• **The problem**
Set the listing down again exactly, please, apart from its pictures.

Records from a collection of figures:
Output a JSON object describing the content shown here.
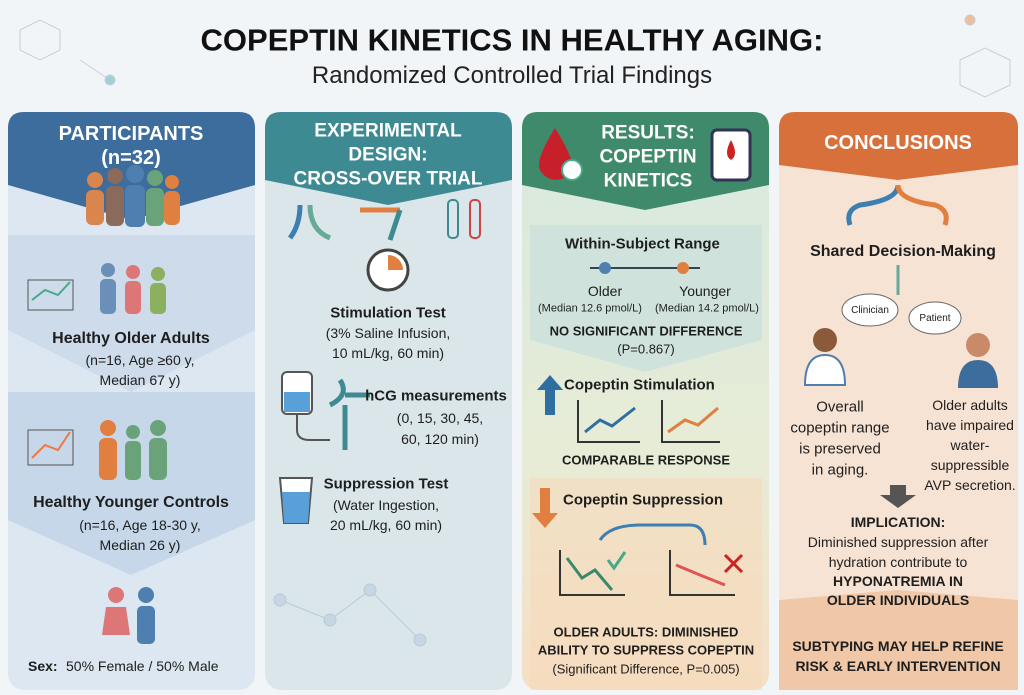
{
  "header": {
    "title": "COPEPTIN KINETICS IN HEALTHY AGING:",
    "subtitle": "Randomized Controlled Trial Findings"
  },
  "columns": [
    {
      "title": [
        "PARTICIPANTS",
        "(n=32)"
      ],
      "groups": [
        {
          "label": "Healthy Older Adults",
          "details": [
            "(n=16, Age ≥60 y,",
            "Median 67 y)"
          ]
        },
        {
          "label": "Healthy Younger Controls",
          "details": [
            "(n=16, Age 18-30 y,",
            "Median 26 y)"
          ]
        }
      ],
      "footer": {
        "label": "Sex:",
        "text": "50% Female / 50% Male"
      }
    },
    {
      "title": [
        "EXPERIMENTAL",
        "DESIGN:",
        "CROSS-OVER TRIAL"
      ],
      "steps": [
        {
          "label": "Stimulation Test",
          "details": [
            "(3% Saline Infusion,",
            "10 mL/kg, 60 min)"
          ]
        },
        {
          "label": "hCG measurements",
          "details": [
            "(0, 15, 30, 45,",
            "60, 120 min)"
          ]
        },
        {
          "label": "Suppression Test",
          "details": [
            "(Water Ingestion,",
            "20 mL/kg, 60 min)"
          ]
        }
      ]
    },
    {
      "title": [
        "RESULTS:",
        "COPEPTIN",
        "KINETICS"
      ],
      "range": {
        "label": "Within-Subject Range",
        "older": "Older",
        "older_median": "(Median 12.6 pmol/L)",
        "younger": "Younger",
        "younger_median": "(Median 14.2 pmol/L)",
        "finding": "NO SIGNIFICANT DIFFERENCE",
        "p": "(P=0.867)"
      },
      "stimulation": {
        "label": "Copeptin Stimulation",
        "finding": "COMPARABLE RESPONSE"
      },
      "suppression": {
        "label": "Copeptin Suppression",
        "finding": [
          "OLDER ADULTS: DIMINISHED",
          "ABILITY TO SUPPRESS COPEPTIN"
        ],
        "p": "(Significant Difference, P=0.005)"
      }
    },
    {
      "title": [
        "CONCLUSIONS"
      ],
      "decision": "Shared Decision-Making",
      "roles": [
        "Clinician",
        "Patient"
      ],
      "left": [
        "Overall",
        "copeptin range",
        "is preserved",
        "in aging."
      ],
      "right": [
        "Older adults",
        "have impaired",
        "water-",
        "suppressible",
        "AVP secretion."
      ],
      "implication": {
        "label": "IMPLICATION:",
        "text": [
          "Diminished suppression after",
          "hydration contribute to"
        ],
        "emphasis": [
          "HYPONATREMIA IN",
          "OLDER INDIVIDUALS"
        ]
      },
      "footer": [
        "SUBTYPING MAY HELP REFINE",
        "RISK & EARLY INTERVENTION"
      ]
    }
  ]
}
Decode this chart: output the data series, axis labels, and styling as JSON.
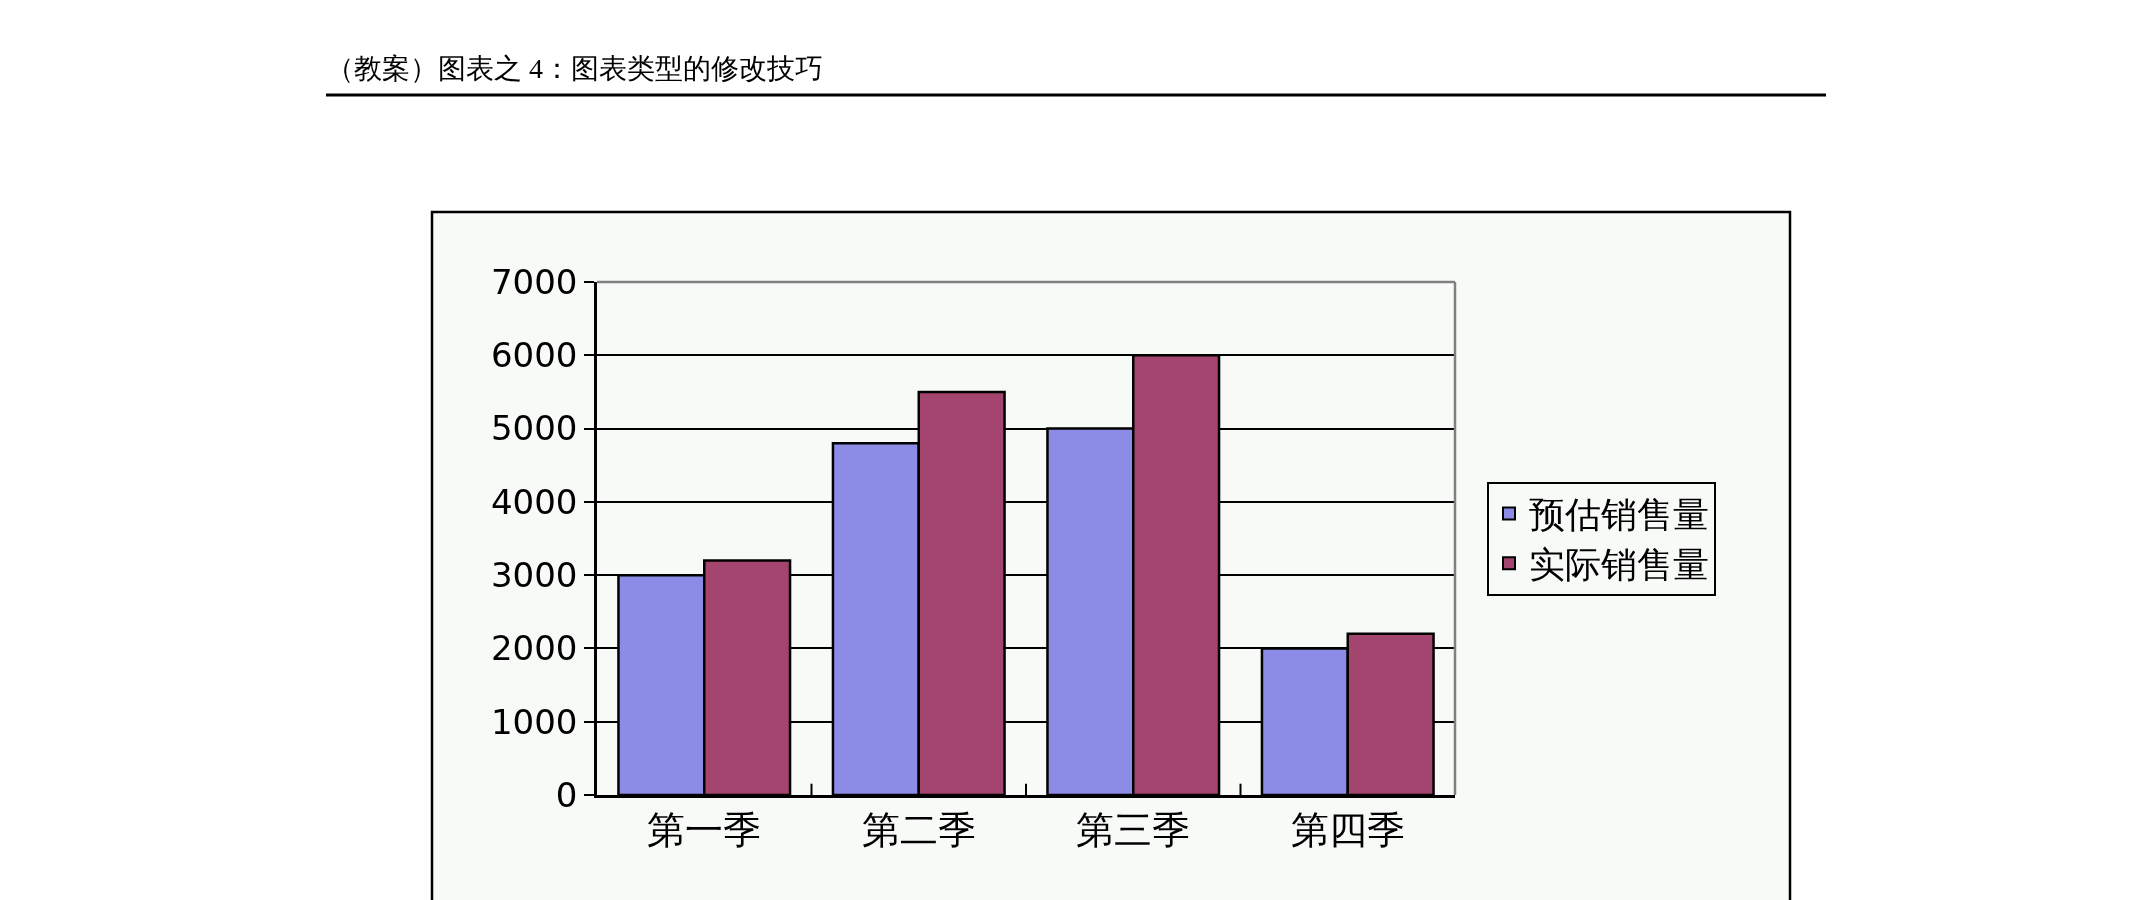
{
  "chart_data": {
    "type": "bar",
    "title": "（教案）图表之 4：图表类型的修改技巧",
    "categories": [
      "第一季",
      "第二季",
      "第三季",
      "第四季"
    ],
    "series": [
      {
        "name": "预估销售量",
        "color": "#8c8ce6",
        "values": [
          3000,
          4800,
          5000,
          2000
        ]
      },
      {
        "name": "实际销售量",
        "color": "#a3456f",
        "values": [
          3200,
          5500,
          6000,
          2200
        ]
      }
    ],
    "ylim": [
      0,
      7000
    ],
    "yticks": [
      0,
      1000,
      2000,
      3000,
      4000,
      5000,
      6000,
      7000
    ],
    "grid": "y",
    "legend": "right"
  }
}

• **Task response**
Output a JSON object describing the content shown here.
{
  "header": {
    "title": "COPEPTIN KINETICS IN HEALTHY AGING:",
    "subtitle": "Randomized Controlled Trial Findings"
  },
  "columns": [
    {
      "title": [
        "PARTICIPANTS",
        "(n=32)"
      ],
      "groups": [
        {
          "label": "Healthy Older Adults",
          "details": [
            "(n=16, Age ≥60 y,",
            "Median 67 y)"
          ]
        },
        {
          "label": "Healthy Younger Controls",
          "details": [
            "(n=16, Age 18-30 y,",
            "Median 26 y)"
          ]
        }
      ],
      "footer": {
        "label": "Sex:",
        "text": "50% Female / 50% Male"
      }
    },
    {
      "title": [
        "EXPERIMENTAL",
        "DESIGN:",
        "CROSS-OVER TRIAL"
      ],
      "steps": [
        {
          "label": "Stimulation Test",
          "details": [
            "(3% Saline Infusion,",
            "10 mL/kg, 60 min)"
          ]
        },
        {
          "label": "hCG measurements",
          "details": [
            "(0, 15, 30, 45,",
            "60, 120 min)"
          ]
        },
        {
          "label": "Suppression Test",
          "details": [
            "(Water Ingestion,",
            "20 mL/kg, 60 min)"
          ]
        }
      ]
    },
    {
      "title": [
        "RESULTS:",
        "COPEPTIN",
        "KINETICS"
      ],
      "range": {
        "label": "Within-Subject Range",
        "older": "Older",
        "older_median": "(Median 12.6 pmol/L)",
        "younger": "Younger",
        "younger_median": "(Median 14.2 pmol/L)",
        "finding": "NO SIGNIFICANT DIFFERENCE",
        "p": "(P=0.867)"
      },
      "stimulation": {
        "label": "Copeptin Stimulation",
        "finding": "COMPARABLE RESPONSE"
      },
      "suppression": {
        "label": "Copeptin Suppression",
        "finding": [
          "OLDER ADULTS: DIMINISHED",
          "ABILITY TO SUPPRESS COPEPTIN"
        ],
        "p": "(Significant Difference, P=0.005)"
      }
    },
    {
      "title": [
        "CONCLUSIONS"
      ],
      "decision": "Shared Decision-Making",
      "roles": [
        "Clinician",
        "Patient"
      ],
      "left": [
        "Overall",
        "copeptin range",
        "is preserved",
        "in aging."
      ],
      "right": [
        "Older adults",
        "have impaired",
        "water-",
        "suppressible",
        "AVP secretion."
      ],
      "implication": {
        "label": "IMPLICATION:",
        "text": [
          "Diminished suppression after",
          "hydration contribute to"
        ],
        "emphasis": [
          "HYPONATREMIA IN",
          "OLDER INDIVIDUALS"
        ]
      },
      "footer": [
        "SUBTYPING MAY HELP REFINE",
        "RISK & EARLY INTERVENTION"
      ]
    }
  ]
}
Decode this chart: output the data series, axis labels, and styling as JSON.
{
  "chart_data": {
    "type": "bar",
    "title": "（教案）图表之 4：图表类型的修改技巧",
    "categories": [
      "第一季",
      "第二季",
      "第三季",
      "第四季"
    ],
    "series": [
      {
        "name": "预估销售量",
        "color": "#8c8ce6",
        "values": [
          3000,
          4800,
          5000,
          2000
        ]
      },
      {
        "name": "实际销售量",
        "color": "#a3456f",
        "values": [
          3200,
          5500,
          6000,
          2200
        ]
      }
    ],
    "ylim": [
      0,
      7000
    ],
    "yticks": [
      0,
      1000,
      2000,
      3000,
      4000,
      5000,
      6000,
      7000
    ],
    "grid": "y",
    "legend": "right"
  }
}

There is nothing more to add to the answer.